What needs to be done: Each entry must be given again exactly; images do not belong in the copy.

++++ Provided information ++++

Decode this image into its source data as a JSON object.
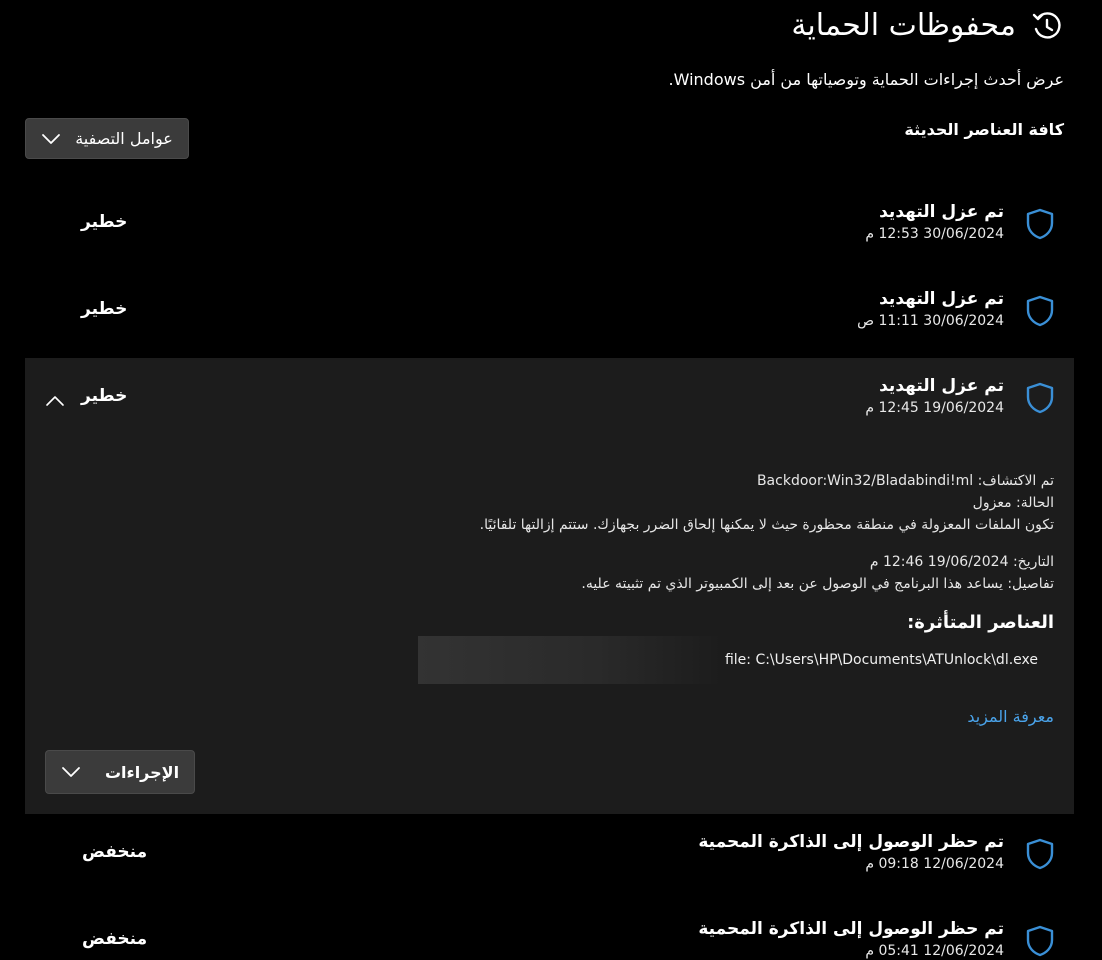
{
  "header": {
    "title": "محفوظات الحماية",
    "subtitle": "عرض أحدث إجراءات الحماية وتوصياتها من أمن Windows."
  },
  "section_label": "كافة العناصر الحديثة",
  "filter_button": {
    "label": "عوامل التصفية"
  },
  "items": [
    {
      "title": "تم عزل التهديد",
      "time": "30/06/2024 12:53 م",
      "severity": "خطير"
    },
    {
      "title": "تم عزل التهديد",
      "time": "30/06/2024 11:11 ص",
      "severity": "خطير"
    },
    {
      "title": "تم عزل التهديد",
      "time": "19/06/2024 12:45 م",
      "severity": "خطير",
      "details": {
        "detected_label": "تم الاكتشاف:",
        "detected_value": "Backdoor:Win32/Bladabindi!ml",
        "status_label": "الحالة:",
        "status_value": "معزول",
        "status_description": "تكون الملفات المعزولة في منطقة محظورة حيث لا يمكنها إلحاق الضرر بجهازك. ستتم إزالتها تلقائيًا.",
        "date_label": "التاريخ:",
        "date_value": "19/06/2024 12:46 م",
        "details_label": "تفاصيل:",
        "details_value": "يساعد هذا البرنامج في الوصول عن بعد إلى الكمبيوتر الذي تم تثبيته عليه.",
        "affected_title": "العناصر المتأثرة:",
        "affected_file": "file: C:\\Users\\HP\\Documents\\ATUnlock\\dl.exe",
        "learn_more": "معرفة المزيد",
        "actions_label": "الإجراءات"
      }
    },
    {
      "title": "تم حظر الوصول إلى الذاكرة المحمية",
      "time": "12/06/2024 09:18 م",
      "severity": "منخفض"
    },
    {
      "title": "تم حظر الوصول إلى الذاكرة المحمية",
      "time": "12/06/2024 05:41 م",
      "severity": "منخفض"
    }
  ],
  "colors": {
    "background": "#000000",
    "expanded_background": "#1c1c1c",
    "shield_blue": "#3a8fd6",
    "link_blue": "#4aa3ea",
    "button_bg": "#3b3b3b"
  },
  "icons": {
    "header": "history-icon",
    "item": "shield-icon",
    "dropdown": "chevron-down-icon",
    "collapse": "chevron-up-icon"
  }
}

++++

Right answer:
Decode this image into its source data as a JSON object.
{
  "header": {
    "title": "محفوظات الحماية",
    "subtitle": "عرض أحدث إجراءات الحماية وتوصياتها من أمن Windows."
  },
  "section_label": "كافة العناصر الحديثة",
  "filter_button": {
    "label": "عوامل التصفية"
  },
  "items": [
    {
      "title": "تم عزل التهديد",
      "time": "30/06/2024 12:53 م",
      "severity": "خطير"
    },
    {
      "title": "تم عزل التهديد",
      "time": "30/06/2024 11:11 ص",
      "severity": "خطير"
    },
    {
      "title": "تم عزل التهديد",
      "time": "19/06/2024 12:45 م",
      "severity": "خطير",
      "details": {
        "detected_label": "تم الاكتشاف:",
        "detected_value": "Backdoor:Win32/Bladabindi!ml",
        "status_label": "الحالة:",
        "status_value": "معزول",
        "status_description": "تكون الملفات المعزولة في منطقة محظورة حيث لا يمكنها إلحاق الضرر بجهازك. ستتم إزالتها تلقائيًا.",
        "date_label": "التاريخ:",
        "date_value": "19/06/2024 12:46 م",
        "details_label": "تفاصيل:",
        "details_value": "يساعد هذا البرنامج في الوصول عن بعد إلى الكمبيوتر الذي تم تثبيته عليه.",
        "affected_title": "العناصر المتأثرة:",
        "affected_file": "file: C:\\Users\\HP\\Documents\\ATUnlock\\dl.exe",
        "learn_more": "معرفة المزيد",
        "actions_label": "الإجراءات"
      }
    },
    {
      "title": "تم حظر الوصول إلى الذاكرة المحمية",
      "time": "12/06/2024 09:18 م",
      "severity": "منخفض"
    },
    {
      "title": "تم حظر الوصول إلى الذاكرة المحمية",
      "time": "12/06/2024 05:41 م",
      "severity": "منخفض"
    }
  ],
  "colors": {
    "background": "#000000",
    "expanded_background": "#1c1c1c",
    "shield_blue": "#3a8fd6",
    "link_blue": "#4aa3ea",
    "button_bg": "#3b3b3b"
  },
  "icons": {
    "header": "history-icon",
    "item": "shield-icon",
    "dropdown": "chevron-down-icon",
    "collapse": "chevron-up-icon"
  }
}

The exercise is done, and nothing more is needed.